>> begin Material supplied

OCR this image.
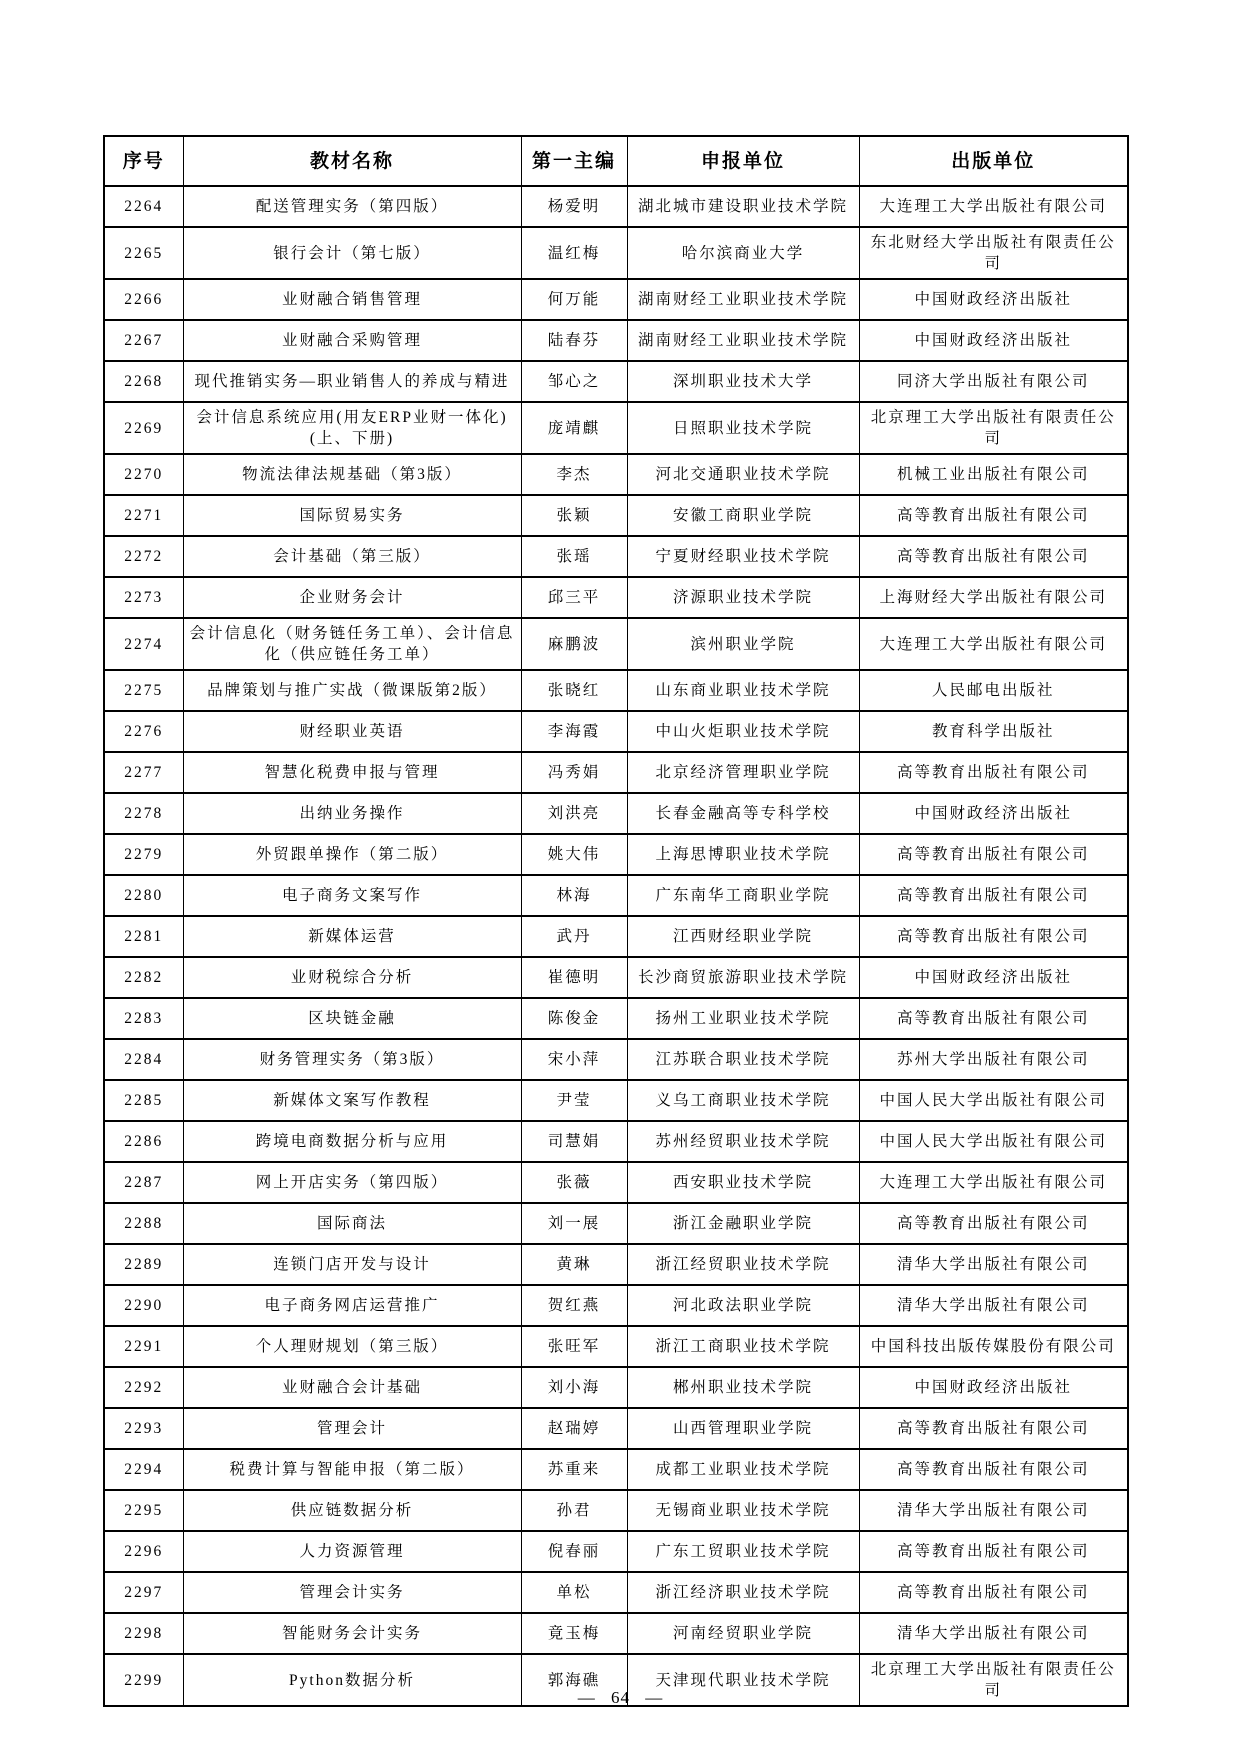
序号	教材名称	第一主编	申报单位	出版单位
2264	配送管理实务（第四版）	杨爱明	湖北城市建设职业技术学院	大连理工大学出版社有限公司
2265	银行会计（第七版）	温红梅	哈尔滨商业大学	东北财经大学出版社有限责任公司
2266	业财融合销售管理	何万能	湖南财经工业职业技术学院	中国财政经济出版社
2267	业财融合采购管理	陆春芬	湖南财经工业职业技术学院	中国财政经济出版社
2268	现代推销实务—职业销售人的养成与精进	邹心之	深圳职业技术大学	同济大学出版社有限公司
2269	会计信息系统应用(用友ERP业财一体化)(上、下册)	庞靖麒	日照职业技术学院	北京理工大学出版社有限责任公司
2270	物流法律法规基础（第3版）	李杰	河北交通职业技术学院	机械工业出版社有限公司
2271	国际贸易实务	张颖	安徽工商职业学院	高等教育出版社有限公司
2272	会计基础（第三版）	张瑶	宁夏财经职业技术学院	高等教育出版社有限公司
2273	企业财务会计	邱三平	济源职业技术学院	上海财经大学出版社有限公司
2274	会计信息化（财务链任务工单）、会计信息化（供应链任务工单）	麻鹏波	滨州职业学院	大连理工大学出版社有限公司
2275	品牌策划与推广实战（微课版第2版）	张晓红	山东商业职业技术学院	人民邮电出版社
2276	财经职业英语	李海霞	中山火炬职业技术学院	教育科学出版社
2277	智慧化税费申报与管理	冯秀娟	北京经济管理职业学院	高等教育出版社有限公司
2278	出纳业务操作	刘洪亮	长春金融高等专科学校	中国财政经济出版社
2279	外贸跟单操作（第二版）	姚大伟	上海思博职业技术学院	高等教育出版社有限公司
2280	电子商务文案写作	林海	广东南华工商职业学院	高等教育出版社有限公司
2281	新媒体运营	武丹	江西财经职业学院	高等教育出版社有限公司
2282	业财税综合分析	崔德明	长沙商贸旅游职业技术学院	中国财政经济出版社
2283	区块链金融	陈俊金	扬州工业职业技术学院	高等教育出版社有限公司
2284	财务管理实务（第3版）	宋小萍	江苏联合职业技术学院	苏州大学出版社有限公司
2285	新媒体文案写作教程	尹莹	义乌工商职业技术学院	中国人民大学出版社有限公司
2286	跨境电商数据分析与应用	司慧娟	苏州经贸职业技术学院	中国人民大学出版社有限公司
2287	网上开店实务（第四版）	张薇	西安职业技术学院	大连理工大学出版社有限公司
2288	国际商法	刘一展	浙江金融职业学院	高等教育出版社有限公司
2289	连锁门店开发与设计	黄琳	浙江经贸职业技术学院	清华大学出版社有限公司
2290	电子商务网店运营推广	贺红燕	河北政法职业学院	清华大学出版社有限公司
2291	个人理财规划（第三版）	张旺军	浙江工商职业技术学院	中国科技出版传媒股份有限公司
2292	业财融合会计基础	刘小海	郴州职业技术学院	中国财政经济出版社
2293	管理会计	赵瑞婷	山西管理职业学院	高等教育出版社有限公司
2294	税费计算与智能申报（第二版）	苏重来	成都工业职业技术学院	高等教育出版社有限公司
2295	供应链数据分析	孙君	无锡商业职业技术学院	清华大学出版社有限公司
2296	人力资源管理	倪春丽	广东工贸职业技术学院	高等教育出版社有限公司
2297	管理会计实务	单松	浙江经济职业技术学院	高等教育出版社有限公司
2298	智能财务会计实务	竟玉梅	河南经贸职业学院	清华大学出版社有限公司
2299	Python数据分析	郭海礁	天津现代职业技术学院	北京理工大学出版社有限责任公司
— 64 —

>> end Material supplied

__Task description__.
The records above are to be restated exactly, without their pictures.

__Exercise response__.
OCR this image.
序号	教材名称	第一主编	申报单位	出版单位
2264	配送管理实务（第四版）	杨爱明	湖北城市建设职业技术学院	大连理工大学出版社有限公司
2265	银行会计（第七版）	温红梅	哈尔滨商业大学	东北财经大学出版社有限责任公司
2266	业财融合销售管理	何万能	湖南财经工业职业技术学院	中国财政经济出版社
2267	业财融合采购管理	陆春芬	湖南财经工业职业技术学院	中国财政经济出版社
2268	现代推销实务—职业销售人的养成与精进	邹心之	深圳职业技术大学	同济大学出版社有限公司
2269	会计信息系统应用(用友ERP业财一体化)(上、下册)	庞靖麒	日照职业技术学院	北京理工大学出版社有限责任公司
2270	物流法律法规基础（第3版）	李杰	河北交通职业技术学院	机械工业出版社有限公司
2271	国际贸易实务	张颖	安徽工商职业学院	高等教育出版社有限公司
2272	会计基础（第三版）	张瑶	宁夏财经职业技术学院	高等教育出版社有限公司
2273	企业财务会计	邱三平	济源职业技术学院	上海财经大学出版社有限公司
2274	会计信息化（财务链任务工单）、会计信息化（供应链任务工单）	麻鹏波	滨州职业学院	大连理工大学出版社有限公司
2275	品牌策划与推广实战（微课版第2版）	张晓红	山东商业职业技术学院	人民邮电出版社
2276	财经职业英语	李海霞	中山火炬职业技术学院	教育科学出版社
2277	智慧化税费申报与管理	冯秀娟	北京经济管理职业学院	高等教育出版社有限公司
2278	出纳业务操作	刘洪亮	长春金融高等专科学校	中国财政经济出版社
2279	外贸跟单操作（第二版）	姚大伟	上海思博职业技术学院	高等教育出版社有限公司
2280	电子商务文案写作	林海	广东南华工商职业学院	高等教育出版社有限公司
2281	新媒体运营	武丹	江西财经职业学院	高等教育出版社有限公司
2282	业财税综合分析	崔德明	长沙商贸旅游职业技术学院	中国财政经济出版社
2283	区块链金融	陈俊金	扬州工业职业技术学院	高等教育出版社有限公司
2284	财务管理实务（第3版）	宋小萍	江苏联合职业技术学院	苏州大学出版社有限公司
2285	新媒体文案写作教程	尹莹	义乌工商职业技术学院	中国人民大学出版社有限公司
2286	跨境电商数据分析与应用	司慧娟	苏州经贸职业技术学院	中国人民大学出版社有限公司
2287	网上开店实务（第四版）	张薇	西安职业技术学院	大连理工大学出版社有限公司
2288	国际商法	刘一展	浙江金融职业学院	高等教育出版社有限公司
2289	连锁门店开发与设计	黄琳	浙江经贸职业技术学院	清华大学出版社有限公司
2290	电子商务网店运营推广	贺红燕	河北政法职业学院	清华大学出版社有限公司
2291	个人理财规划（第三版）	张旺军	浙江工商职业技术学院	中国科技出版传媒股份有限公司
2292	业财融合会计基础	刘小海	郴州职业技术学院	中国财政经济出版社
2293	管理会计	赵瑞婷	山西管理职业学院	高等教育出版社有限公司
2294	税费计算与智能申报（第二版）	苏重来	成都工业职业技术学院	高等教育出版社有限公司
2295	供应链数据分析	孙君	无锡商业职业技术学院	清华大学出版社有限公司
2296	人力资源管理	倪春丽	广东工贸职业技术学院	高等教育出版社有限公司
2297	管理会计实务	单松	浙江经济职业技术学院	高等教育出版社有限公司
2298	智能财务会计实务	竟玉梅	河南经贸职业学院	清华大学出版社有限公司
2299	Python数据分析	郭海礁	天津现代职业技术学院	北京理工大学出版社有限责任公司
— 64 —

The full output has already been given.